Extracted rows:
-- BEGIN --

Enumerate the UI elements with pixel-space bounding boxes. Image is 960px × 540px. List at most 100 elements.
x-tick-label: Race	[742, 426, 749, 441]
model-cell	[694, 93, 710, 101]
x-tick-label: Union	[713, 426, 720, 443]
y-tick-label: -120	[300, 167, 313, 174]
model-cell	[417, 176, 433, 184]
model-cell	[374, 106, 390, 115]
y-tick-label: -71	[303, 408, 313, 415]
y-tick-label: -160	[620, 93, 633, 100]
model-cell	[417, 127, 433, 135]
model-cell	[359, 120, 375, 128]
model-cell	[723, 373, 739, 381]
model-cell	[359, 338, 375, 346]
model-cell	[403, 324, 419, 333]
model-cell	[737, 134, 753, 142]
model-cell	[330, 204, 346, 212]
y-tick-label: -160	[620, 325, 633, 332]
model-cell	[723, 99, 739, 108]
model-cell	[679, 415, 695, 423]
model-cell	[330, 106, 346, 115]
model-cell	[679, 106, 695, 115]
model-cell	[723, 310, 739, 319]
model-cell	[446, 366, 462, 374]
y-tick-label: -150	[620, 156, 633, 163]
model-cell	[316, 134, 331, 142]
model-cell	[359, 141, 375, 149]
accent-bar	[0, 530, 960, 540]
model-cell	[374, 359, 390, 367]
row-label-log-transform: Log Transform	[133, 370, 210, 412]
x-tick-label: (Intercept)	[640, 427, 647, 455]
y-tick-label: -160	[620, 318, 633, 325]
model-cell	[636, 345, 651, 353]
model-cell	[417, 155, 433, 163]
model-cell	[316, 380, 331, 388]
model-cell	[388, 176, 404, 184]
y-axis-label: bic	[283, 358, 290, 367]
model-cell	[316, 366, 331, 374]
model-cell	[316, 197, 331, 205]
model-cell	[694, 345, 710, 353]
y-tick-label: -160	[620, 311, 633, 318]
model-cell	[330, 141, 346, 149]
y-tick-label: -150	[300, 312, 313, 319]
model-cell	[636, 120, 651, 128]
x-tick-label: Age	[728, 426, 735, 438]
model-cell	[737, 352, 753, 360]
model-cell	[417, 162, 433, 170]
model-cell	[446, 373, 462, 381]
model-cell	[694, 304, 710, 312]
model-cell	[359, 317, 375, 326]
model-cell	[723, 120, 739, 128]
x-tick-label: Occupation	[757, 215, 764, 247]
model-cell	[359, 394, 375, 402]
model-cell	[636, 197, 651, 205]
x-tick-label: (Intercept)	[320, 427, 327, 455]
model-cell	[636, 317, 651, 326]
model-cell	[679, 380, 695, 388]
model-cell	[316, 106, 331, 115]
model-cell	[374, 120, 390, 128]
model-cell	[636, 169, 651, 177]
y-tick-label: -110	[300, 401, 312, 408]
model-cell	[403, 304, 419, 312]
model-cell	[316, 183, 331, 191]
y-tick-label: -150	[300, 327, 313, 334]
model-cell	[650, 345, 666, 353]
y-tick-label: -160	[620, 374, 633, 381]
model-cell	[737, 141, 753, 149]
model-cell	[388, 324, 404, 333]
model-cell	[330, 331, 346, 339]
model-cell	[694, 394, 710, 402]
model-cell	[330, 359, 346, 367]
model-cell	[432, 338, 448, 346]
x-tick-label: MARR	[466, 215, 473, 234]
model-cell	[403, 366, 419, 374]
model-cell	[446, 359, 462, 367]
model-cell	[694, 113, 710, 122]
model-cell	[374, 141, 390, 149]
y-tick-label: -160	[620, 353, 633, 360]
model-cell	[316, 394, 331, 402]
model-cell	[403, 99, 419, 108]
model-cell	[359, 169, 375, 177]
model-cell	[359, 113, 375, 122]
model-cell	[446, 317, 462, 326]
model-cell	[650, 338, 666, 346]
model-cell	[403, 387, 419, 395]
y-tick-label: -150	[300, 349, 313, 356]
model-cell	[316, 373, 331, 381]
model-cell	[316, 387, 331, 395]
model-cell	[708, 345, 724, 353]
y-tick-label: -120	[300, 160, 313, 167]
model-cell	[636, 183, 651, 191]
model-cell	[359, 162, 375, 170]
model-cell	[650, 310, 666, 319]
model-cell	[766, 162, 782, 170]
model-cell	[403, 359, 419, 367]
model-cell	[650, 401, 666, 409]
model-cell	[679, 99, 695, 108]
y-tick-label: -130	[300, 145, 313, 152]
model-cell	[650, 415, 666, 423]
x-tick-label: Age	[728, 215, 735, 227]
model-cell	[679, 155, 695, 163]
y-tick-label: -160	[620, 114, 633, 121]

-- END --

_Set problem_
Rewrite every row above, replacing "y-tick-label" with "y-axis-tick" wherever it appears and leaving everything else unchanged.

_Task solution_
Enumerate the UI elements with pixel-space bounding boxes. Image is 960px × 540px. List at most 100 elements.
x-tick-label: Race	[742, 426, 749, 441]
model-cell	[694, 93, 710, 101]
x-tick-label: Union	[713, 426, 720, 443]
y-axis-tick: -120	[300, 167, 313, 174]
model-cell	[417, 176, 433, 184]
model-cell	[374, 106, 390, 115]
y-axis-tick: -71	[303, 408, 313, 415]
y-axis-tick: -160	[620, 93, 633, 100]
model-cell	[417, 127, 433, 135]
model-cell	[359, 120, 375, 128]
model-cell	[723, 373, 739, 381]
model-cell	[359, 338, 375, 346]
model-cell	[403, 324, 419, 333]
model-cell	[737, 134, 753, 142]
model-cell	[330, 204, 346, 212]
y-axis-tick: -160	[620, 325, 633, 332]
model-cell	[723, 99, 739, 108]
model-cell	[679, 415, 695, 423]
model-cell	[330, 106, 346, 115]
model-cell	[679, 106, 695, 115]
model-cell	[723, 310, 739, 319]
model-cell	[446, 366, 462, 374]
y-axis-tick: -150	[620, 156, 633, 163]
model-cell	[316, 134, 331, 142]
model-cell	[359, 141, 375, 149]
accent-bar	[0, 530, 960, 540]
model-cell	[374, 359, 390, 367]
row-label-log-transform: Log Transform	[133, 370, 210, 412]
x-tick-label: (Intercept)	[640, 427, 647, 455]
y-axis-tick: -160	[620, 318, 633, 325]
model-cell	[636, 345, 651, 353]
model-cell	[417, 155, 433, 163]
model-cell	[316, 380, 331, 388]
model-cell	[388, 176, 404, 184]
y-axis-label: bic	[283, 358, 290, 367]
model-cell	[316, 366, 331, 374]
model-cell	[316, 197, 331, 205]
model-cell	[694, 345, 710, 353]
y-axis-tick: -160	[620, 311, 633, 318]
model-cell	[330, 141, 346, 149]
y-axis-tick: -150	[300, 312, 313, 319]
model-cell	[636, 120, 651, 128]
x-tick-label: Age	[728, 426, 735, 438]
model-cell	[737, 352, 753, 360]
model-cell	[417, 162, 433, 170]
model-cell	[446, 373, 462, 381]
model-cell	[694, 304, 710, 312]
model-cell	[359, 317, 375, 326]
model-cell	[723, 120, 739, 128]
x-tick-label: Occupation	[757, 215, 764, 247]
model-cell	[359, 394, 375, 402]
model-cell	[636, 197, 651, 205]
x-tick-label: (Intercept)	[320, 427, 327, 455]
model-cell	[636, 317, 651, 326]
model-cell	[679, 380, 695, 388]
model-cell	[316, 106, 331, 115]
model-cell	[374, 120, 390, 128]
model-cell	[636, 169, 651, 177]
y-axis-tick: -110	[300, 401, 312, 408]
model-cell	[403, 304, 419, 312]
model-cell	[316, 183, 331, 191]
y-axis-tick: -150	[300, 327, 313, 334]
model-cell	[650, 345, 666, 353]
y-axis-tick: -160	[620, 374, 633, 381]
model-cell	[737, 141, 753, 149]
model-cell	[388, 324, 404, 333]
model-cell	[330, 331, 346, 339]
model-cell	[694, 394, 710, 402]
model-cell	[330, 359, 346, 367]
model-cell	[432, 338, 448, 346]
x-tick-label: MARR	[466, 215, 473, 234]
model-cell	[403, 366, 419, 374]
model-cell	[446, 359, 462, 367]
model-cell	[694, 113, 710, 122]
model-cell	[374, 141, 390, 149]
y-axis-tick: -160	[620, 353, 633, 360]
model-cell	[316, 394, 331, 402]
model-cell	[403, 99, 419, 108]
model-cell	[359, 169, 375, 177]
model-cell	[359, 113, 375, 122]
model-cell	[446, 317, 462, 326]
model-cell	[650, 338, 666, 346]
model-cell	[403, 387, 419, 395]
y-axis-tick: -150	[300, 349, 313, 356]
model-cell	[316, 373, 331, 381]
model-cell	[316, 387, 331, 395]
model-cell	[708, 345, 724, 353]
y-axis-tick: -120	[300, 160, 313, 167]
model-cell	[636, 183, 651, 191]
model-cell	[359, 162, 375, 170]
model-cell	[650, 310, 666, 319]
model-cell	[766, 162, 782, 170]
model-cell	[403, 359, 419, 367]
model-cell	[650, 401, 666, 409]
model-cell	[679, 99, 695, 108]
y-axis-tick: -130	[300, 145, 313, 152]
model-cell	[650, 415, 666, 423]
x-tick-label: Age	[728, 215, 735, 227]
model-cell	[679, 155, 695, 163]
y-axis-tick: -160	[620, 114, 633, 121]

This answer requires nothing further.